### Exercise
Below is a listing; reproduce each line of it exactly.

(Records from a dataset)
********
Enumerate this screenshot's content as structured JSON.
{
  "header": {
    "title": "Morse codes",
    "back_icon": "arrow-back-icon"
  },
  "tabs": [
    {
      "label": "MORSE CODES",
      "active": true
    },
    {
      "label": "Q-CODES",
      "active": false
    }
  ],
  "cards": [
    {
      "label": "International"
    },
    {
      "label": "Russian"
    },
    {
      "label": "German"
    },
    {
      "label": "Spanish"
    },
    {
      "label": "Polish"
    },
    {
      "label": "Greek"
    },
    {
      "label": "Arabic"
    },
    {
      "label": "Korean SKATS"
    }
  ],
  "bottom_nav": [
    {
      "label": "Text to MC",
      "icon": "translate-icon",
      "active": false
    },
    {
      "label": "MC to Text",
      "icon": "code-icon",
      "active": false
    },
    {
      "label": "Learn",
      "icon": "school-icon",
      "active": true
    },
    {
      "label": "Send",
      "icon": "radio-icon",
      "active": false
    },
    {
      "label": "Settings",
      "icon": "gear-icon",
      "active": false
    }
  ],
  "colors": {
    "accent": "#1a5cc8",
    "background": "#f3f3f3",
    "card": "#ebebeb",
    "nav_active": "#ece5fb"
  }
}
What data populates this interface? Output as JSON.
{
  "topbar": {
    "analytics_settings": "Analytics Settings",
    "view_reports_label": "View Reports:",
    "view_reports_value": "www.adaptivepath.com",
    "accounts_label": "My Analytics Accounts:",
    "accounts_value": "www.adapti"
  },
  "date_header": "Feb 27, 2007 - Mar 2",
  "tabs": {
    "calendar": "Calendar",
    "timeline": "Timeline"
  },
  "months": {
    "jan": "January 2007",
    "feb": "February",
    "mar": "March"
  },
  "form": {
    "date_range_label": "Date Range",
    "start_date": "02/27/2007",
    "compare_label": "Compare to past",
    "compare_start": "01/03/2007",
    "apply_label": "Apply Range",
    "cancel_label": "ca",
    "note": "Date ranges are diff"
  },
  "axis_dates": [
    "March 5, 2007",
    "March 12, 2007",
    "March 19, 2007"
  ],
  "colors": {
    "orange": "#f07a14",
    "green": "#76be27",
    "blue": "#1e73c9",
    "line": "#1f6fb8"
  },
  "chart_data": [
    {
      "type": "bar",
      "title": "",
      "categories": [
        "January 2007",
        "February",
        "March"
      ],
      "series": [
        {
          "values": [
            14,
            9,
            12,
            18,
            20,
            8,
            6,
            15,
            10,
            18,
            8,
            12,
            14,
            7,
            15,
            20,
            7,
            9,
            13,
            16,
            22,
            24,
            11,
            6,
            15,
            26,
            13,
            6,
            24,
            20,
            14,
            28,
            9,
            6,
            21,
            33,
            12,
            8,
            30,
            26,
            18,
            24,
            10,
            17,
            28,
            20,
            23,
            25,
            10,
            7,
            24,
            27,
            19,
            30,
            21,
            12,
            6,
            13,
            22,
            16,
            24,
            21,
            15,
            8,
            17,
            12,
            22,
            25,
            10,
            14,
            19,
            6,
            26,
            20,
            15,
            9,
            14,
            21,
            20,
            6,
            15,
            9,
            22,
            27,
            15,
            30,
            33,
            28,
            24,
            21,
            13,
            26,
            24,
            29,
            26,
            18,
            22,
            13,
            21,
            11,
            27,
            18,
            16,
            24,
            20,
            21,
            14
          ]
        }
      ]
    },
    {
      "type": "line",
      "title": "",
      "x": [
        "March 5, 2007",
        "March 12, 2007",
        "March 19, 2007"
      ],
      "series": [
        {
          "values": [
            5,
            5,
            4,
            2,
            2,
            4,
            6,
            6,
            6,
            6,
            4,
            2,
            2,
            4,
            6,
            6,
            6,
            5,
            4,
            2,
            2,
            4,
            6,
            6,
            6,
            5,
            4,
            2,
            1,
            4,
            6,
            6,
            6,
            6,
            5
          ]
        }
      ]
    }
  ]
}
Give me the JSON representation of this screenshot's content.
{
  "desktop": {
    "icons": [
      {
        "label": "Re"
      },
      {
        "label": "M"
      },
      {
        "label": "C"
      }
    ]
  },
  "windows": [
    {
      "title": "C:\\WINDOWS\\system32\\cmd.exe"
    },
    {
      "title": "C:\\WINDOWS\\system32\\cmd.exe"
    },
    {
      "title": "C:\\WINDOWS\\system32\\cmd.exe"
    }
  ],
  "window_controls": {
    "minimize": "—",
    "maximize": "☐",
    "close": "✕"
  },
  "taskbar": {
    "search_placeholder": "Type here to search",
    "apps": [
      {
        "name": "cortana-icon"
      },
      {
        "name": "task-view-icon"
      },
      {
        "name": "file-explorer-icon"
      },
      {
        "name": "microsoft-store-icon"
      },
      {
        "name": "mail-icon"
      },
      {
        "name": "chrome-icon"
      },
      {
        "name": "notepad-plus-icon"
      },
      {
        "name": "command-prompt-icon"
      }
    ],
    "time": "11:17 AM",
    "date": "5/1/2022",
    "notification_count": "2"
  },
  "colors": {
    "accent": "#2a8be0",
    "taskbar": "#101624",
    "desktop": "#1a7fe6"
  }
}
********
### Result of this task
Enumerate this screenshot's content as structured JSON.
{
  "header": {
    "title": "Morse codes",
    "back_icon": "arrow-back-icon"
  },
  "tabs": [
    {
      "label": "MORSE CODES",
      "active": true
    },
    {
      "label": "Q-CODES",
      "active": false
    }
  ],
  "cards": [
    {
      "label": "International"
    },
    {
      "label": "Russian"
    },
    {
      "label": "German"
    },
    {
      "label": "Spanish"
    },
    {
      "label": "Polish"
    },
    {
      "label": "Greek"
    },
    {
      "label": "Arabic"
    },
    {
      "label": "Korean SKATS"
    }
  ],
  "bottom_nav": [
    {
      "label": "Text to MC",
      "icon": "translate-icon",
      "active": false
    },
    {
      "label": "MC to Text",
      "icon": "code-icon",
      "active": false
    },
    {
      "label": "Learn",
      "icon": "school-icon",
      "active": true
    },
    {
      "label": "Send",
      "icon": "radio-icon",
      "active": false
    },
    {
      "label": "Settings",
      "icon": "gear-icon",
      "active": false
    }
  ],
  "colors": {
    "accent": "#1a5cc8",
    "background": "#f3f3f3",
    "card": "#ebebeb",
    "nav_active": "#ece5fb"
  }
}
What data populates this interface? Output as JSON.
{
  "topbar": {
    "analytics_settings": "Analytics Settings",
    "view_reports_label": "View Reports:",
    "view_reports_value": "www.adaptivepath.com",
    "accounts_label": "My Analytics Accounts:",
    "accounts_value": "www.adapti"
  },
  "date_header": "Feb 27, 2007 - Mar 2",
  "tabs": {
    "calendar": "Calendar",
    "timeline": "Timeline"
  },
  "months": {
    "jan": "January 2007",
    "feb": "February",
    "mar": "March"
  },
  "form": {
    "date_range_label": "Date Range",
    "start_date": "02/27/2007",
    "compare_label": "Compare to past",
    "compare_start": "01/03/2007",
    "apply_label": "Apply Range",
    "cancel_label": "ca",
    "note": "Date ranges are diff"
  },
  "axis_dates": [
    "March 5, 2007",
    "March 12, 2007",
    "March 19, 2007"
  ],
  "colors": {
    "orange": "#f07a14",
    "green": "#76be27",
    "blue": "#1e73c9",
    "line": "#1f6fb8"
  },
  "chart_data": [
    {
      "type": "bar",
      "title": "",
      "categories": [
        "January 2007",
        "February",
        "March"
      ],
      "series": [
        {
          "values": [
            14,
            9,
            12,
            18,
            20,
            8,
            6,
            15,
            10,
            18,
            8,
            12,
            14,
            7,
            15,
            20,
            7,
            9,
            13,
            16,
            22,
            24,
            11,
            6,
            15,
            26,
            13,
            6,
            24,
            20,
            14,
            28,
            9,
            6,
            21,
            33,
            12,
            8,
            30,
            26,
            18,
            24,
            10,
            17,
            28,
            20,
            23,
            25,
            10,
            7,
            24,
            27,
            19,
            30,
            21,
            12,
            6,
            13,
            22,
            16,
            24,
            21,
            15,
            8,
            17,
            12,
            22,
            25,
            10,
            14,
            19,
            6,
            26,
            20,
            15,
            9,
            14,
            21,
            20,
            6,
            15,
            9,
            22,
            27,
            15,
            30,
            33,
            28,
            24,
            21,
            13,
            26,
            24,
            29,
            26,
            18,
            22,
            13,
            21,
            11,
            27,
            18,
            16,
            24,
            20,
            21,
            14
          ]
        }
      ]
    },
    {
      "type": "line",
      "title": "",
      "x": [
        "March 5, 2007",
        "March 12, 2007",
        "March 19, 2007"
      ],
      "series": [
        {
          "values": [
            5,
            5,
            4,
            2,
            2,
            4,
            6,
            6,
            6,
            6,
            4,
            2,
            2,
            4,
            6,
            6,
            6,
            5,
            4,
            2,
            2,
            4,
            6,
            6,
            6,
            5,
            4,
            2,
            1,
            4,
            6,
            6,
            6,
            6,
            5
          ]
        }
      ]
    }
  ]
}
Give me the JSON representation of this screenshot's content.
{
  "desktop": {
    "icons": [
      {
        "label": "Re"
      },
      {
        "label": "M"
      },
      {
        "label": "C"
      }
    ]
  },
  "windows": [
    {
      "title": "C:\\WINDOWS\\system32\\cmd.exe"
    },
    {
      "title": "C:\\WINDOWS\\system32\\cmd.exe"
    },
    {
      "title": "C:\\WINDOWS\\system32\\cmd.exe"
    }
  ],
  "window_controls": {
    "minimize": "—",
    "maximize": "☐",
    "close": "✕"
  },
  "taskbar": {
    "search_placeholder": "Type here to search",
    "apps": [
      {
        "name": "cortana-icon"
      },
      {
        "name": "task-view-icon"
      },
      {
        "name": "file-explorer-icon"
      },
      {
        "name": "microsoft-store-icon"
      },
      {
        "name": "mail-icon"
      },
      {
        "name": "chrome-icon"
      },
      {
        "name": "notepad-plus-icon"
      },
      {
        "name": "command-prompt-icon"
      }
    ],
    "time": "11:17 AM",
    "date": "5/1/2022",
    "notification_count": "2"
  },
  "colors": {
    "accent": "#2a8be0",
    "taskbar": "#101624",
    "desktop": "#1a7fe6"
  }
}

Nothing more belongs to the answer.